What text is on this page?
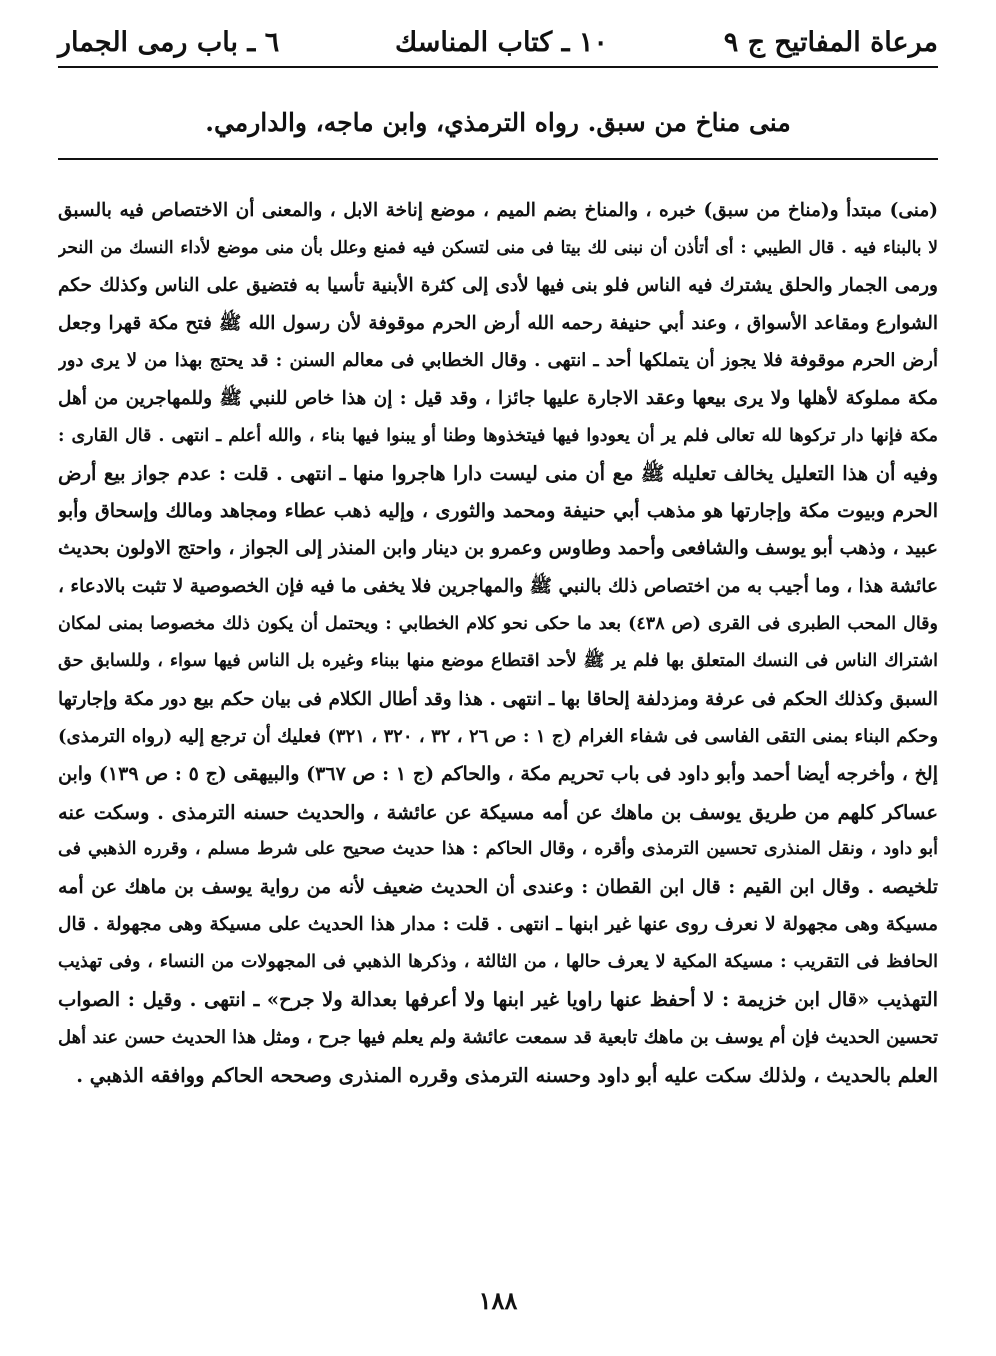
مرعاة المفاتيح ج ٩
١٠ ـ كتاب المناسك
٦ ـ باب رمى الجمار
منى مناخ من سبق. رواه الترمذي، وابن ماجه، والدارمي.
(منى) مبتدأ و(مناخ من سبق) خبره ، والمناخ بضم الميم ، موضع إناخة الابل ، والمعنى أن الاختصاص فيه بالسبق
لا بالبناء فيه . قال الطيبي : أى أتأذن أن نبنى لك بيتا فى منى لتسكن فيه فمنع وعلل بأن منى موضع لأداء النسك من النحر
ورمى الجمار والحلق يشترك فيه الناس فلو بنى فيها لأدى إلى كثرة الأبنية تأسيا به فتضيق على الناس وكذلك حكم
الشوارع ومقاعد الأسواق ، وعند أبي حنيفة رحمه الله أرض الحرم موقوفة لأن رسول الله ﷺ فتح مكة قهرا وجعل
أرض الحرم موقوفة فلا يجوز أن يتملكها أحد ـ انتهى . وقال الخطابي فى معالم السنن : قد يحتج بهذا من لا يرى دور
مكة مملوكة لأهلها ولا يرى بيعها وعقد الاجارة عليها جائزا ، وقد قيل : إن هذا خاص للنبي ﷺ وللمهاجرين من أهل
مكة فإنها دار تركوها لله تعالى فلم ير أن يعودوا فيها فيتخذوها وطنا أو يبنوا فيها بناء ، والله أعلم ـ انتهى . قال القارى :
وفيه أن هذا التعليل يخالف تعليله ﷺ مع أن منى ليست دارا هاجروا منها ـ انتهى . قلت : عدم جواز بيع أرض
الحرم وبيوت مكة وإجارتها هو مذهب أبي حنيفة ومحمد والثورى ، وإليه ذهب عطاء ومجاهد ومالك وإسحاق وأبو
عبيد ، وذهب أبو يوسف والشافعى وأحمد وطاوس وعمرو بن دينار وابن المنذر إلى الجواز ، واحتج الاولون بحديث
عائشة هذا ، وما أجيب به من اختصاص ذلك بالنبي ﷺ والمهاجرين فلا يخفى ما فيه فإن الخصوصية لا تثبت بالادعاء ،
وقال المحب الطبرى فى القرى (ص ٤٣٨) بعد ما حكى نحو كلام الخطابي : ويحتمل أن يكون ذلك مخصوصا بمنى لمكان
اشتراك الناس فى النسك المتعلق بها فلم ير ﷺ لأحد اقتطاع موضع منها ببناء وغيره بل الناس فيها سواء ، وللسابق حق
السبق وكذلك الحكم فى عرفة ومزدلفة إلحاقا بها ـ انتهى . هذا وقد أطال الكلام فى بيان حكم بيع دور مكة وإجارتها
وحكم البناء بمنى التقى الفاسى فى شفاء الغرام (ج ١ : ص ٢٦ ، ٣٢ ، ٣٢٠ ، ٣٢١) فعليك أن ترجع إليه (رواه الترمذى)
إلخ ، وأخرجه أيضا أحمد وأبو داود فى باب تحريم مكة ، والحاكم (ج ١ : ص ٣٦٧) والبيهقى (ج ٥ : ص ١٣٩) وابن
عساكر كلهم من طريق يوسف بن ماهك عن أمه مسيكة عن عائشة ، والحديث حسنه الترمذى . وسكت عنه
أبو داود ، ونقل المنذرى تحسين الترمذى وأقره ، وقال الحاكم : هذا حديث صحيح على شرط مسلم ، وقرره الذهبي فى
تلخيصه . وقال ابن القيم : قال ابن القطان : وعندى أن الحديث ضعيف لأنه من رواية يوسف بن ماهك عن أمه
مسيكة وهى مجهولة لا نعرف روى عنها غير ابنها ـ انتهى . قلت : مدار هذا الحديث على مسيكة وهى مجهولة . قال
الحافظ فى التقريب : مسيكة المكية لا يعرف حالها ، من الثالثة ، وذكرها الذهبي فى المجهولات من النساء ، وفى تهذيب
التهذيب «قال ابن خزيمة : لا أحفظ عنها راويا غير ابنها ولا أعرفها بعدالة ولا جرح» ـ انتهى . وقيل : الصواب
تحسين الحديث فإن أم يوسف بن ماهك تابعية قد سمعت عائشة ولم يعلم فيها جرح ، ومثل هذا الحديث حسن عند أهل
العلم بالحديث ، ولذلك سكت عليه أبو داود وحسنه الترمذى وقرره المنذرى وصححه الحاكم ووافقه الذهبي .
١٨٨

--- --- ---

§ Task to carry out:
Search the data for the word "عائشة" and copy each line where it appears.

§ Result of this task:
عائشة هذا ، وما أجيب به من اختصاص ذلك بالنبي ﷺ والمهاجرين فلا يخفى ما فيه فإن الخصوصية لا تثبت بالادعاء ،
عساكر كلهم من طريق يوسف بن ماهك عن أمه مسيكة عن عائشة ، والحديث حسنه الترمذى . وسكت عنه
تحسين الحديث فإن أم يوسف بن ماهك تابعية قد سمعت عائشة ولم يعلم فيها جرح ، ومثل هذا الحديث حسن عند أهل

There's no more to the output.